From the material below, list every line containing "screenshot".

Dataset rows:
--

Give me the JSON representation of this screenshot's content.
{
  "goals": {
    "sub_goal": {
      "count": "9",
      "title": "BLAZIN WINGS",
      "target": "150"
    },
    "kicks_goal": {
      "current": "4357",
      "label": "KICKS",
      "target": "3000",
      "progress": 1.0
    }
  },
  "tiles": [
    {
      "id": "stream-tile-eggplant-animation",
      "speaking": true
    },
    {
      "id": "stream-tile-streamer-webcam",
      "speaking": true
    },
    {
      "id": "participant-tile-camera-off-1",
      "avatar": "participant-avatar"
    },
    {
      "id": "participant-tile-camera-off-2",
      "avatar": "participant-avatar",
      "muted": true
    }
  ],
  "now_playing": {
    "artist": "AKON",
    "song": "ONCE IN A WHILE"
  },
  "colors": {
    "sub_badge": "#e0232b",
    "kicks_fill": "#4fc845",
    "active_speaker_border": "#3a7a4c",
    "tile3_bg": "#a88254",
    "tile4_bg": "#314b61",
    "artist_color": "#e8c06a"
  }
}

--

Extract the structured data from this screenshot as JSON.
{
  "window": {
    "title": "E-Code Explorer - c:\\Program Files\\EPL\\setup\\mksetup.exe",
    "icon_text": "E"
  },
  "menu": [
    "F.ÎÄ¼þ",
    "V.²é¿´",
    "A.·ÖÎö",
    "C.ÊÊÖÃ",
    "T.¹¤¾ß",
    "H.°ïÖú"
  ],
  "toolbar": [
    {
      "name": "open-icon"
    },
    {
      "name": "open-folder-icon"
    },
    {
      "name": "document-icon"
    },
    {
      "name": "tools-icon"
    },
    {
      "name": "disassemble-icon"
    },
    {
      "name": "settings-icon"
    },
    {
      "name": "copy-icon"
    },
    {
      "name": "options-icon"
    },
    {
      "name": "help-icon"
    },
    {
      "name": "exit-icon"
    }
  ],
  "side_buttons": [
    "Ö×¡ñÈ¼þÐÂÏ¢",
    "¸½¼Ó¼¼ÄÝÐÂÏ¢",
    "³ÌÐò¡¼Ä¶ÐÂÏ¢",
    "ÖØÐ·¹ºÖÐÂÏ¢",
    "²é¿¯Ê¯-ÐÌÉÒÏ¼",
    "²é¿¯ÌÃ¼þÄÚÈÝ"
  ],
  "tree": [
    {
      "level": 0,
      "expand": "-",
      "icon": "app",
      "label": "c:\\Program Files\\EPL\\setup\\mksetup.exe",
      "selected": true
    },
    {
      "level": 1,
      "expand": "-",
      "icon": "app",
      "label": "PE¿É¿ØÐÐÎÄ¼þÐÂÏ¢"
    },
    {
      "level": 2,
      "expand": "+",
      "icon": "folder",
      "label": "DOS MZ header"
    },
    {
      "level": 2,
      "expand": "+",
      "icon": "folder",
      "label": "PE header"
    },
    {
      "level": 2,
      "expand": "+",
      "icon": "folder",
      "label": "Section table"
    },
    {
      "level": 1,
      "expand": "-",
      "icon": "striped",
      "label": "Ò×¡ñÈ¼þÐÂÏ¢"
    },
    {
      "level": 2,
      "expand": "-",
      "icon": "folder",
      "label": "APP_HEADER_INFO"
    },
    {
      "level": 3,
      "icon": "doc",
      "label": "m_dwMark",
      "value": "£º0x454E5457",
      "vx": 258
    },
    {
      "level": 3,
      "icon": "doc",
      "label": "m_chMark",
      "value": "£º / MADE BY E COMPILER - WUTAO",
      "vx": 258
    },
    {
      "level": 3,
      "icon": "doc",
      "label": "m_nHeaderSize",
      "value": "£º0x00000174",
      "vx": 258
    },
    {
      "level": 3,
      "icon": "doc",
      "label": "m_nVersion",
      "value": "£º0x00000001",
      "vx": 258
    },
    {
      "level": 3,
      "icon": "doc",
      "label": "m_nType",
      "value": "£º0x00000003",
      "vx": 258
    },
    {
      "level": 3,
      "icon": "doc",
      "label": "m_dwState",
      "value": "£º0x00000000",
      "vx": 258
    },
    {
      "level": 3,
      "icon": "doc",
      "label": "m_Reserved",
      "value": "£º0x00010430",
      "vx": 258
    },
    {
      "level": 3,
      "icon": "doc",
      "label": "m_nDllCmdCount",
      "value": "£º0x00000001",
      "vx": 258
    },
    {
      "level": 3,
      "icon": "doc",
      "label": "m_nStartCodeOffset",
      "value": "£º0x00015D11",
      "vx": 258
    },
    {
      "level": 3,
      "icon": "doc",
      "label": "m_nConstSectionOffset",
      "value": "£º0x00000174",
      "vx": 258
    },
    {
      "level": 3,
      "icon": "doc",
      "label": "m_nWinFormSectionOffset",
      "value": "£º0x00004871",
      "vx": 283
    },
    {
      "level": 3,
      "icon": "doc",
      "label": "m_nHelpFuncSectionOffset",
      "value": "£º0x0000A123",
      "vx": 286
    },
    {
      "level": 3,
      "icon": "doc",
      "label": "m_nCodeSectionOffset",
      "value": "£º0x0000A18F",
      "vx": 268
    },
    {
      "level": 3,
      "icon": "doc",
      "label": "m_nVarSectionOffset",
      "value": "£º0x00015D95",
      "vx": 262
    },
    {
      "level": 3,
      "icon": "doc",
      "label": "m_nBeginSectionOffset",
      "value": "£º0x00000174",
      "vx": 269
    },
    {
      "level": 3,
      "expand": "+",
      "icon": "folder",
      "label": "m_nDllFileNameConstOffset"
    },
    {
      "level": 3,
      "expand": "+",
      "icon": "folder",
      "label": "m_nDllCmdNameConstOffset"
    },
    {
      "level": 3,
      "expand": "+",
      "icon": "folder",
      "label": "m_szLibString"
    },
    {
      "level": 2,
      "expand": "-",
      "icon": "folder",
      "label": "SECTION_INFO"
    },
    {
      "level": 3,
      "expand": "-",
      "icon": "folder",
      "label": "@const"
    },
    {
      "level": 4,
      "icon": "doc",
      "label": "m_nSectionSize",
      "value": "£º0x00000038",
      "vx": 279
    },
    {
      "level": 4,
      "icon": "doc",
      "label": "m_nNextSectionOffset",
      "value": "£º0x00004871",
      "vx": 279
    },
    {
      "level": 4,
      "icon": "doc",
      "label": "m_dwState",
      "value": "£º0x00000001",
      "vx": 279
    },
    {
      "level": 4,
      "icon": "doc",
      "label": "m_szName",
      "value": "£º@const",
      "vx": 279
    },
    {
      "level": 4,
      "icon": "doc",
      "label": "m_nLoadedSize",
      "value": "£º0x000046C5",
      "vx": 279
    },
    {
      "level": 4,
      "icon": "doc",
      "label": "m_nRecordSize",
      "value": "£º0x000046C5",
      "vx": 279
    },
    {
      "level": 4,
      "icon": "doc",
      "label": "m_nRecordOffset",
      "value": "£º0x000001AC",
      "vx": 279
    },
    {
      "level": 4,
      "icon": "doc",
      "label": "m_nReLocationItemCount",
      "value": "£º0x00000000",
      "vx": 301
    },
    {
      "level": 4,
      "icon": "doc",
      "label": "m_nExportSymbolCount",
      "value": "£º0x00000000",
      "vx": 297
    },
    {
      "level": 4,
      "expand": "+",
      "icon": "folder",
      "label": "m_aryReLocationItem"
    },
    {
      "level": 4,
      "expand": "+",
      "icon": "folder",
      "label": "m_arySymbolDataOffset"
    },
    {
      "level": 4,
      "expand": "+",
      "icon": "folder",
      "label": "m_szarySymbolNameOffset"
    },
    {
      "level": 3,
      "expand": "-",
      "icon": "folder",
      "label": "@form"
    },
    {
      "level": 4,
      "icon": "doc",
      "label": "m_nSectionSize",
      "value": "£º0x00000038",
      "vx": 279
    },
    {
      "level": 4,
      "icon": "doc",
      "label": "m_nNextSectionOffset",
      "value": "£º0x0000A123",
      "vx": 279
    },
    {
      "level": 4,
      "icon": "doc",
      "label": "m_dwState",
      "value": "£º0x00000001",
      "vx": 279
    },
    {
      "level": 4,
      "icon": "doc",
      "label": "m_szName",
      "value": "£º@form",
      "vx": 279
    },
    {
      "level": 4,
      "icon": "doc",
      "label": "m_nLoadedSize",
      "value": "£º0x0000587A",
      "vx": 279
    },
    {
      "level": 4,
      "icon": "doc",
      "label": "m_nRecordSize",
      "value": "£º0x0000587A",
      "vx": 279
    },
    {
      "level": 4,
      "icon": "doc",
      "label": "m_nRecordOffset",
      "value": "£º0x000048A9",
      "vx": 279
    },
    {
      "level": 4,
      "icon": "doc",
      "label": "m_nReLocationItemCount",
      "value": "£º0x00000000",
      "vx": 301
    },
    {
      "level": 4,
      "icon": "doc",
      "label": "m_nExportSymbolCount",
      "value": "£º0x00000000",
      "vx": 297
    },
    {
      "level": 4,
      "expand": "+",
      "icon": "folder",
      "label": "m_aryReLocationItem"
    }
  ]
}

--

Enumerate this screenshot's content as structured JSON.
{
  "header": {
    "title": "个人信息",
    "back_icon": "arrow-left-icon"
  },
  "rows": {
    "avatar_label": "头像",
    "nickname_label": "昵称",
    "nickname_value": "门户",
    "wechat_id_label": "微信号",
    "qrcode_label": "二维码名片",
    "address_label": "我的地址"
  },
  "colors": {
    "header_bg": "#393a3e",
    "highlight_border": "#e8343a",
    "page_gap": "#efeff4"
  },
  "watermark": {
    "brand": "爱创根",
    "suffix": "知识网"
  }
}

--

## [ANSWER TO THIS PROBLEM]
Give me the JSON representation of this screenshot's content.
Extract the structured data from this screenshot as JSON.
Enumerate this screenshot's content as structured JSON.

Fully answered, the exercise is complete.